● **WHAT YOU ARE ASKED TO DO**: Will you give every entry again exactly as it stands?

========

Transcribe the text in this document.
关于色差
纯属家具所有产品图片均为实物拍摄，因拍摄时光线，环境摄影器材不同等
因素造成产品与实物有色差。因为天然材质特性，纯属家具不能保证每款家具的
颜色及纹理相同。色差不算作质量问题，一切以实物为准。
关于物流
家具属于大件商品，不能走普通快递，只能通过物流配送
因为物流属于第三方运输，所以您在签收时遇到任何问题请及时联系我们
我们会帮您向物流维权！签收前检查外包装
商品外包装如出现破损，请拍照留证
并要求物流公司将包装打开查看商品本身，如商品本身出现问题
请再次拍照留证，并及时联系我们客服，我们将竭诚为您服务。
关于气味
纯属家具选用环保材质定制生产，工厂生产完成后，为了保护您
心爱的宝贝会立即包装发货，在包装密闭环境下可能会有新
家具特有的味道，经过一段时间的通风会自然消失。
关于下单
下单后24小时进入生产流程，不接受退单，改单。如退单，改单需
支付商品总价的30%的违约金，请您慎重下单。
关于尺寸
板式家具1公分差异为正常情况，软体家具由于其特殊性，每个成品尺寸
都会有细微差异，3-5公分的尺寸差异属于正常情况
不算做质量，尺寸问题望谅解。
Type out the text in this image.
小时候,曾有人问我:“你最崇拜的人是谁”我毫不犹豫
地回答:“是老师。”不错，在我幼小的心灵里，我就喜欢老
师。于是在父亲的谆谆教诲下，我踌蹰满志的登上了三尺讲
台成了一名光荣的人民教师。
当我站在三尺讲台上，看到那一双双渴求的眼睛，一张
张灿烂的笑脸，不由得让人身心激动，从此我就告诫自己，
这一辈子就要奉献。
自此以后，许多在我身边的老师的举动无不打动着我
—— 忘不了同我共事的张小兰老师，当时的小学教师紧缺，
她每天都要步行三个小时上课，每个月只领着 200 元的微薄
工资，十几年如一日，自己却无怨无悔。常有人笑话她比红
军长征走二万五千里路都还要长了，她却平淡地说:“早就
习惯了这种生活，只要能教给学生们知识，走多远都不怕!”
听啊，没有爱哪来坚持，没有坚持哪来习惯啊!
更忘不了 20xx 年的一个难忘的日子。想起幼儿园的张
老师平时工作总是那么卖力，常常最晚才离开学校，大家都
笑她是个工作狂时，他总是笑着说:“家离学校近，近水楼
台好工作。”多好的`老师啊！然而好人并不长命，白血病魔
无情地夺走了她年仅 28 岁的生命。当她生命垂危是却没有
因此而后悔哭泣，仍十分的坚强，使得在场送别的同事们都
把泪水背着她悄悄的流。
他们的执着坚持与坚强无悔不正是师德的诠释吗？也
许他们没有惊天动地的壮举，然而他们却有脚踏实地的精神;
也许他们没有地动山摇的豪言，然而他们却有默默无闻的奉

========

● **RESPONSE TO THIS EXERCISE**:
Transcribe the text in this document.
关于色差
纯属家具所有产品图片均为实物拍摄，因拍摄时光线，环境摄影器材不同等
因素造成产品与实物有色差。因为天然材质特性，纯属家具不能保证每款家具的
颜色及纹理相同。色差不算作质量问题，一切以实物为准。
关于物流
家具属于大件商品，不能走普通快递，只能通过物流配送
因为物流属于第三方运输，所以您在签收时遇到任何问题请及时联系我们
我们会帮您向物流维权！签收前检查外包装
商品外包装如出现破损，请拍照留证
并要求物流公司将包装打开查看商品本身，如商品本身出现问题
请再次拍照留证，并及时联系我们客服，我们将竭诚为您服务。
关于气味
纯属家具选用环保材质定制生产，工厂生产完成后，为了保护您
心爱的宝贝会立即包装发货，在包装密闭环境下可能会有新
家具特有的味道，经过一段时间的通风会自然消失。
关于下单
下单后24小时进入生产流程，不接受退单，改单。如退单，改单需
支付商品总价的30%的违约金，请您慎重下单。
关于尺寸
板式家具1公分差异为正常情况，软体家具由于其特殊性，每个成品尺寸
都会有细微差异，3-5公分的尺寸差异属于正常情况
不算做质量，尺寸问题望谅解。
Type out the text in this image.
小时候,曾有人问我:“你最崇拜的人是谁”我毫不犹豫
地回答:“是老师。”不错，在我幼小的心灵里，我就喜欢老
师。于是在父亲的谆谆教诲下，我踌蹰满志的登上了三尺讲
台成了一名光荣的人民教师。
当我站在三尺讲台上，看到那一双双渴求的眼睛，一张
张灿烂的笑脸，不由得让人身心激动，从此我就告诫自己，
这一辈子就要奉献。
自此以后，许多在我身边的老师的举动无不打动着我
—— 忘不了同我共事的张小兰老师，当时的小学教师紧缺，
她每天都要步行三个小时上课，每个月只领着 200 元的微薄
工资，十几年如一日，自己却无怨无悔。常有人笑话她比红
军长征走二万五千里路都还要长了，她却平淡地说:“早就
习惯了这种生活，只要能教给学生们知识，走多远都不怕!”
听啊，没有爱哪来坚持，没有坚持哪来习惯啊!
更忘不了 20xx 年的一个难忘的日子。想起幼儿园的张
老师平时工作总是那么卖力，常常最晚才离开学校，大家都
笑她是个工作狂时，他总是笑着说:“家离学校近，近水楼
台好工作。”多好的`老师啊！然而好人并不长命，白血病魔
无情地夺走了她年仅 28 岁的生命。当她生命垂危是却没有
因此而后悔哭泣，仍十分的坚强，使得在场送别的同事们都
把泪水背着她悄悄的流。
他们的执着坚持与坚强无悔不正是师德的诠释吗？也
许他们没有惊天动地的壮举，然而他们却有脚踏实地的精神;
也许他们没有地动山摇的豪言，然而他们却有默默无闻的奉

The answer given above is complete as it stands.